[A run of records]
## Begin
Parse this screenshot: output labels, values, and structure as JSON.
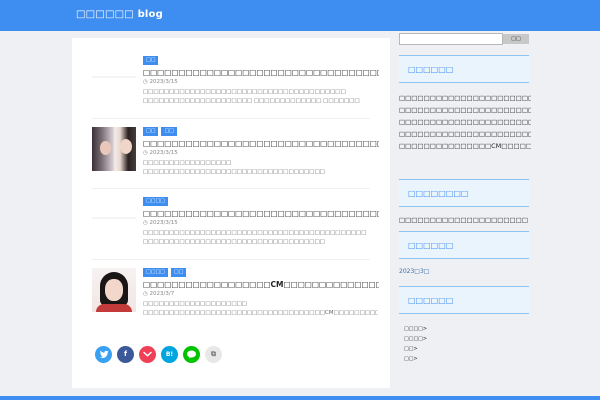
{
  "header": {
    "site_title": "□□□□□□ blog"
  },
  "articles": [
    {
      "cats": [
        "□□"
      ],
      "title": "□□□□□□□□□□□□□□□□□□□□□□□□□□□□□□□□□□○○□□□",
      "date": "◷ 2023/3/15",
      "excerpt": "□□□□□□□□□□□□□□□□□□□□□□□□□□□□□□□□□□□□□□□ □□□□□□□□□□□□□□□□□□□□□ □□□□□□□□□□□□□ □□□□□□□ □□□□□□□□□□□□□□ □□□□□□□□□□□□□ ..."
    },
    {
      "cats": [
        "□□",
        "□□"
      ],
      "title": "□□□□□□□□□□□□□□□□□□□□□□□□□□□□□□□□□□□□□□□□□□□□□□□□□",
      "date": "◷ 2023/3/15",
      "excerpt": "□□□□□□□□□□□□□□□□□ □□□□□□□□□□□□□□□□□□□□□□□□□□□□□□□□□□□ □□□□□□□□□□□□□□□□□□□□□□ □□ □□□□□□□□□□□□□□□□□□□□□□□□ □□□□□□□□□□□□□ ..."
    },
    {
      "cats": [
        "□□□□"
      ],
      "title": "□□□□□□□□□□□□□□□□□□□□□□□□□□□□□□□□□□□□□□□□□□□□□□□□",
      "date": "◷ 2023/3/15",
      "excerpt": "□□□□□□□□□□□□□□□□□□□□□□□□□□□□□□□□□□□□□□□□□□□ □□□□□□□□□□□□□□□□□□□□□□□□□□□□□□□□□□□ □□□□□□□□□□□□□□□□□□□□□□□ □□□□□□□2018□ ..."
    },
    {
      "cats": [
        "□□□□",
        "□□"
      ],
      "title": "□□□□□□□□□□□□□□□□□□CM□□□□□□□□□□□□□□□□□□□□□□□□",
      "date": "◷ 2023/3/7",
      "excerpt": "□□□□□□□□□□□□□□□□□□□□ □□□□□□□□□□□□□□□□□□□□□□□□□□□□□□□□□□□CM□□□□□□□□□□□□□□□□□□ □□□□□□□□□□□□□□□□□□□□□□□□□□□□□□□□□□□□□□□□□ ..."
    }
  ],
  "share": {
    "tw": "",
    "fb": "f",
    "pk": "",
    "hb": "B!",
    "ln": "",
    "cp": "⧉"
  },
  "sidebar": {
    "search_button": "□□",
    "recent_heading": "□□□□□□",
    "recent_posts": [
      "□□□□□□□□□□□□□□□□□□□□□□□□□□□□○○□□□",
      "□□□□□□□□□□□□□□□□□□□□□□□□□□□□□□□□□□□□",
      "□□□□□□□□□□□□□□□□□□□□□□□□□□□□□□□□□□□□",
      "□□□□□□□□□□□□□□□□□□□□□□□□□□□□□□□□□□□",
      "□□□□□□□□□□□□□□□CM□□□□□□□□□□□□□□□□□□"
    ],
    "comments_heading": "□□□□□□□□",
    "comments_text": "□□□□□□□□□□□□□□□□□□□□□",
    "archive_heading": "□□□□□□",
    "archive_link": "2023□3□",
    "category_heading": "□□□□□□",
    "categories": [
      "□□□□>",
      "□□□□>",
      "□□>",
      "□□>"
    ]
  }
}
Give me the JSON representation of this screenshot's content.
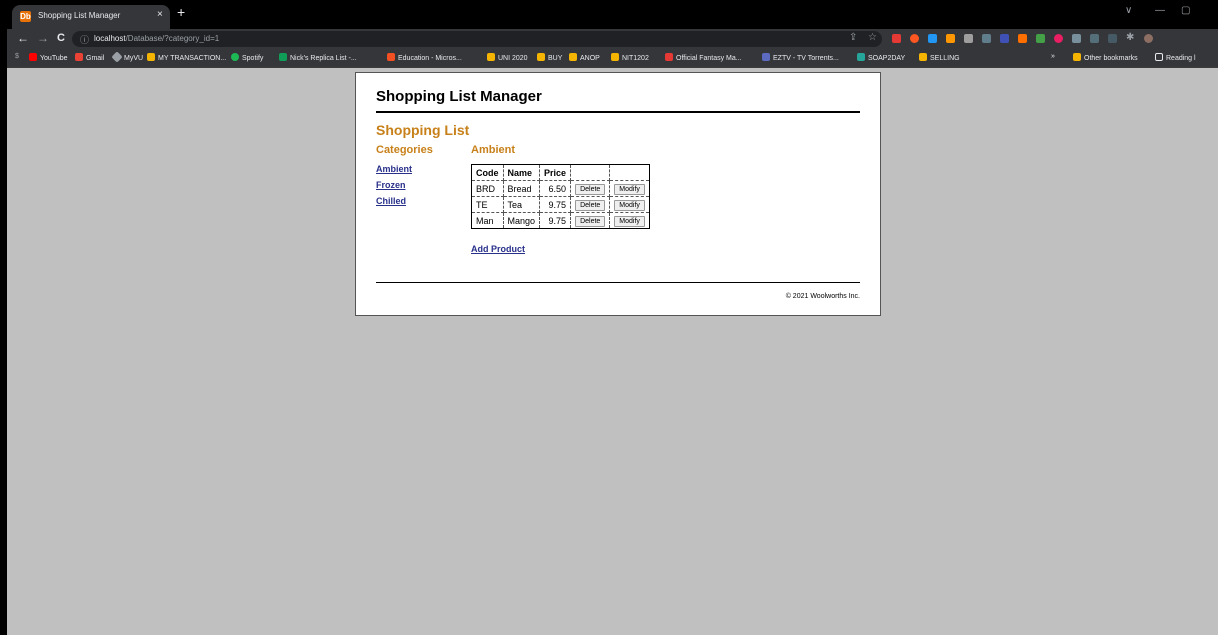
{
  "browser": {
    "tab": {
      "title": "Shopping List Manager",
      "favicon_glyph": "Db",
      "close_glyph": "×"
    },
    "new_tab_glyph": "+",
    "window_controls": [
      "∨",
      "—",
      "▢"
    ],
    "nav": {
      "back": "←",
      "forward": "→",
      "reload": "C"
    },
    "address": {
      "info_glyph": "ⓘ",
      "host": "localhost",
      "path": "/Database/?category_id=1"
    },
    "toolbar_glyphs": {
      "share": "⇪",
      "star": "☆",
      "extensions": "✱"
    },
    "bookmarks": [
      {
        "label": "YouTube",
        "color": "#ff0000"
      },
      {
        "label": "Gmail",
        "color": "#ea4335"
      },
      {
        "label": "MyVU",
        "color": "#9aa0a6"
      },
      {
        "label": "MY TRANSACTION...",
        "color": "#f4b400"
      },
      {
        "label": "Spotify",
        "color": "#1db954"
      },
      {
        "label": "Nick's Replica List -...",
        "color": "#0f9d58"
      },
      {
        "label": "Education - Micros...",
        "color": "#f25022"
      },
      {
        "label": "UNI 2020",
        "color": "#f4b400"
      },
      {
        "label": "BUY",
        "color": "#f4b400"
      },
      {
        "label": "ANOP",
        "color": "#f4b400"
      },
      {
        "label": "NIT1202",
        "color": "#f4b400"
      },
      {
        "label": "Official Fantasy Ma...",
        "color": "#e53935"
      },
      {
        "label": "EZTV - TV Torrents...",
        "color": "#5c6bc0"
      },
      {
        "label": "SOAP2DAY",
        "color": "#26a69a"
      },
      {
        "label": "SELLING",
        "color": "#f4b400"
      }
    ],
    "bookmarks_overflow": "»",
    "other_bookmarks": "Other bookmarks",
    "reading_list": "Reading l"
  },
  "page": {
    "site_title": "Shopping List Manager",
    "heading": "Shopping List",
    "categories_heading": "Categories",
    "categories": [
      "Ambient",
      "Frozen",
      "Chilled"
    ],
    "selected_category": "Ambient",
    "table": {
      "headers": [
        "Code",
        "Name",
        "Price",
        "",
        ""
      ],
      "rows": [
        {
          "code": "BRD",
          "name": "Bread",
          "price": "6.50"
        },
        {
          "code": "TE",
          "name": "Tea",
          "price": "9.75"
        },
        {
          "code": "Man",
          "name": "Mango",
          "price": "9.75"
        }
      ],
      "delete_label": "Delete",
      "modify_label": "Modify"
    },
    "add_product": "Add Product",
    "footer": "© 2021 Woolworths Inc."
  }
}
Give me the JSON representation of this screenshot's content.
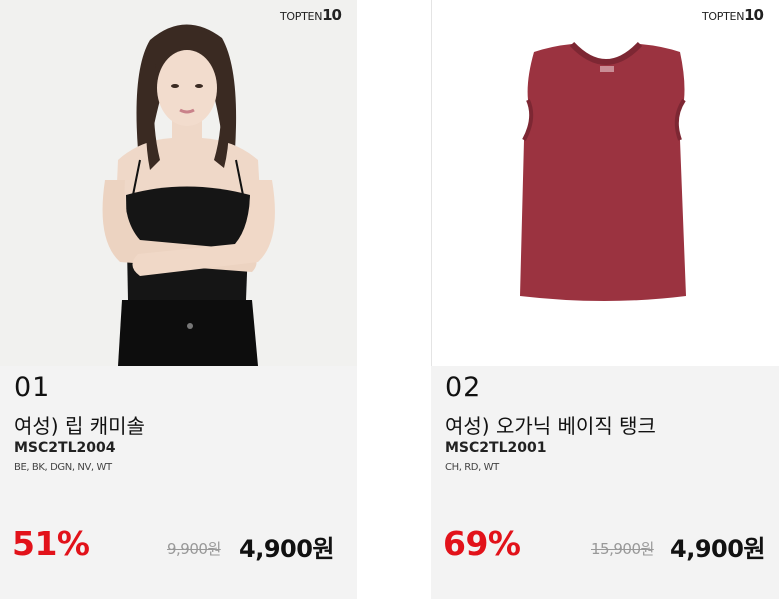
{
  "products": [
    {
      "brand_text": "TOPTEN",
      "brand_number": "10",
      "rank": "01",
      "name": "여성) 립 캐미솔",
      "code": "MSC2TL2004",
      "colors": "BE, BK, DGN, NV, WT",
      "discount": "51%",
      "original_price": "9,900원",
      "sale_price": "4,900원"
    },
    {
      "brand_text": "TOPTEN",
      "brand_number": "10",
      "rank": "02",
      "name": "여성) 오가닉 베이직 탱크",
      "code": "MSC2TL2001",
      "colors": "CH, RD, WT",
      "discount": "69%",
      "original_price": "15,900원",
      "sale_price": "4,900원"
    }
  ],
  "colors": {
    "discount_red": "#e2121a",
    "card_bg": "#f3f3f3",
    "tank_red": "#9b3340"
  }
}
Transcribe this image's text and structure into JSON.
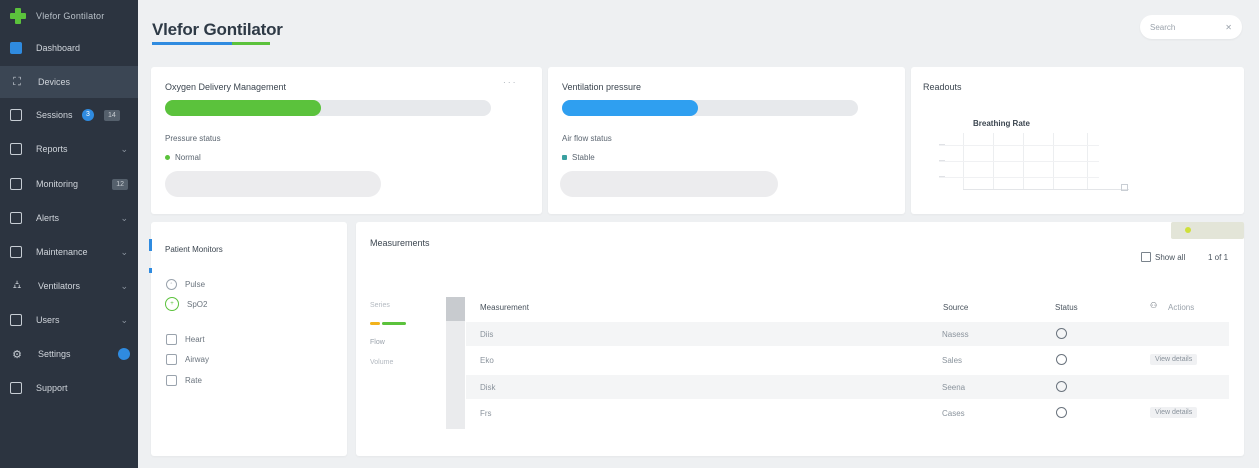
## End
### Exercise task
Transcribe the full listing above exactly as it stands, minus the pictures.

### The result
Parse this screenshot: output labels, values, and structure as JSON.
{
  "header": {
    "site_title": "□□□□□□ blog"
  },
  "articles": [
    {
      "cats": [
        "□□"
      ],
      "title": "□□□□□□□□□□□□□□□□□□□□□□□□□□□□□□□□□□○○□□□",
      "date": "◷ 2023/3/15",
      "excerpt": "□□□□□□□□□□□□□□□□□□□□□□□□□□□□□□□□□□□□□□□ □□□□□□□□□□□□□□□□□□□□□ □□□□□□□□□□□□□ □□□□□□□ □□□□□□□□□□□□□□ □□□□□□□□□□□□□ ..."
    },
    {
      "cats": [
        "□□",
        "□□"
      ],
      "title": "□□□□□□□□□□□□□□□□□□□□□□□□□□□□□□□□□□□□□□□□□□□□□□□□□",
      "date": "◷ 2023/3/15",
      "excerpt": "□□□□□□□□□□□□□□□□□ □□□□□□□□□□□□□□□□□□□□□□□□□□□□□□□□□□□ □□□□□□□□□□□□□□□□□□□□□□ □□ □□□□□□□□□□□□□□□□□□□□□□□□ □□□□□□□□□□□□□ ..."
    },
    {
      "cats": [
        "□□□□"
      ],
      "title": "□□□□□□□□□□□□□□□□□□□□□□□□□□□□□□□□□□□□□□□□□□□□□□□□",
      "date": "◷ 2023/3/15",
      "excerpt": "□□□□□□□□□□□□□□□□□□□□□□□□□□□□□□□□□□□□□□□□□□□ □□□□□□□□□□□□□□□□□□□□□□□□□□□□□□□□□□□ □□□□□□□□□□□□□□□□□□□□□□□ □□□□□□□2018□ ..."
    },
    {
      "cats": [
        "□□□□",
        "□□"
      ],
      "title": "□□□□□□□□□□□□□□□□□□CM□□□□□□□□□□□□□□□□□□□□□□□□",
      "date": "◷ 2023/3/7",
      "excerpt": "□□□□□□□□□□□□□□□□□□□□ □□□□□□□□□□□□□□□□□□□□□□□□□□□□□□□□□□□CM□□□□□□□□□□□□□□□□□□ □□□□□□□□□□□□□□□□□□□□□□□□□□□□□□□□□□□□□□□□□ ..."
    }
  ],
  "share": {
    "tw": "",
    "fb": "f",
    "pk": "",
    "hb": "B!",
    "ln": "",
    "cp": "⧉"
  },
  "sidebar": {
    "search_button": "□□",
    "recent_heading": "□□□□□□",
    "recent_posts": [
      "□□□□□□□□□□□□□□□□□□□□□□□□□□□□○○□□□",
      "□□□□□□□□□□□□□□□□□□□□□□□□□□□□□□□□□□□□",
      "□□□□□□□□□□□□□□□□□□□□□□□□□□□□□□□□□□□□",
      "□□□□□□□□□□□□□□□□□□□□□□□□□□□□□□□□□□□",
      "□□□□□□□□□□□□□□□CM□□□□□□□□□□□□□□□□□□"
    ],
    "comments_heading": "□□□□□□□□",
    "comments_text": "□□□□□□□□□□□□□□□□□□□□□",
    "archive_heading": "□□□□□□",
    "archive_link": "2023□3□",
    "category_heading": "□□□□□□",
    "categories": [
      "□□□□>",
      "□□□□>",
      "□□>",
      "□□>"
    ]
  }
}
Give me the JSON representation of this screenshot's content.
{
  "browser": {
    "tab": {
      "title": "Shopping List Manager",
      "favicon_glyph": "Db",
      "close_glyph": "×"
    },
    "new_tab_glyph": "+",
    "window_controls": [
      "∨",
      "—",
      "▢"
    ],
    "nav": {
      "back": "←",
      "forward": "→",
      "reload": "C"
    },
    "address": {
      "info_glyph": "ⓘ",
      "host": "localhost",
      "path": "/Database/?category_id=1"
    },
    "toolbar_glyphs": {
      "share": "⇪",
      "star": "☆",
      "extensions": "✱"
    },
    "bookmarks": [
      {
        "label": "YouTube",
        "color": "#ff0000"
      },
      {
        "label": "Gmail",
        "color": "#ea4335"
      },
      {
        "label": "MyVU",
        "color": "#9aa0a6"
      },
      {
        "label": "MY TRANSACTION...",
        "color": "#f4b400"
      },
      {
        "label": "Spotify",
        "color": "#1db954"
      },
      {
        "label": "Nick's Replica List -...",
        "color": "#0f9d58"
      },
      {
        "label": "Education - Micros...",
        "color": "#f25022"
      },
      {
        "label": "UNI 2020",
        "color": "#f4b400"
      },
      {
        "label": "BUY",
        "color": "#f4b400"
      },
      {
        "label": "ANOP",
        "color": "#f4b400"
      },
      {
        "label": "NIT1202",
        "color": "#f4b400"
      },
      {
        "label": "Official Fantasy Ma...",
        "color": "#e53935"
      },
      {
        "label": "EZTV - TV Torrents...",
        "color": "#5c6bc0"
      },
      {
        "label": "SOAP2DAY",
        "color": "#26a69a"
      },
      {
        "label": "SELLING",
        "color": "#f4b400"
      }
    ],
    "bookmarks_overflow": "»",
    "other_bookmarks": "Other bookmarks",
    "reading_list": "Reading l"
  },
  "page": {
    "site_title": "Shopping List Manager",
    "heading": "Shopping List",
    "categories_heading": "Categories",
    "categories": [
      "Ambient",
      "Frozen",
      "Chilled"
    ],
    "selected_category": "Ambient",
    "table": {
      "headers": [
        "Code",
        "Name",
        "Price",
        "",
        ""
      ],
      "rows": [
        {
          "code": "BRD",
          "name": "Bread",
          "price": "6.50"
        },
        {
          "code": "TE",
          "name": "Tea",
          "price": "9.75"
        },
        {
          "code": "Man",
          "name": "Mango",
          "price": "9.75"
        }
      ],
      "delete_label": "Delete",
      "modify_label": "Modify"
    },
    "add_product": "Add Product",
    "footer": "© 2021 Woolworths Inc."
  }
}
Give me the JSON representation of this screenshot's content.
{
  "products": [
    {
      "brand_text": "TOPTEN",
      "brand_number": "10",
      "rank": "01",
      "name": "여성) 립 캐미솔",
      "code": "MSC2TL2004",
      "colors": "BE, BK, DGN, NV, WT",
      "discount": "51%",
      "original_price": "9,900원",
      "sale_price": "4,900원"
    },
    {
      "brand_text": "TOPTEN",
      "brand_number": "10",
      "rank": "02",
      "name": "여성) 오가닉 베이직 탱크",
      "code": "MSC2TL2001",
      "colors": "CH, RD, WT",
      "discount": "69%",
      "original_price": "15,900원",
      "sale_price": "4,900원"
    }
  ],
  "colors": {
    "discount_red": "#e2121a",
    "card_bg": "#f3f3f3",
    "tank_red": "#9b3340"
  }
}
Transcribe this image's text and structure into JSON.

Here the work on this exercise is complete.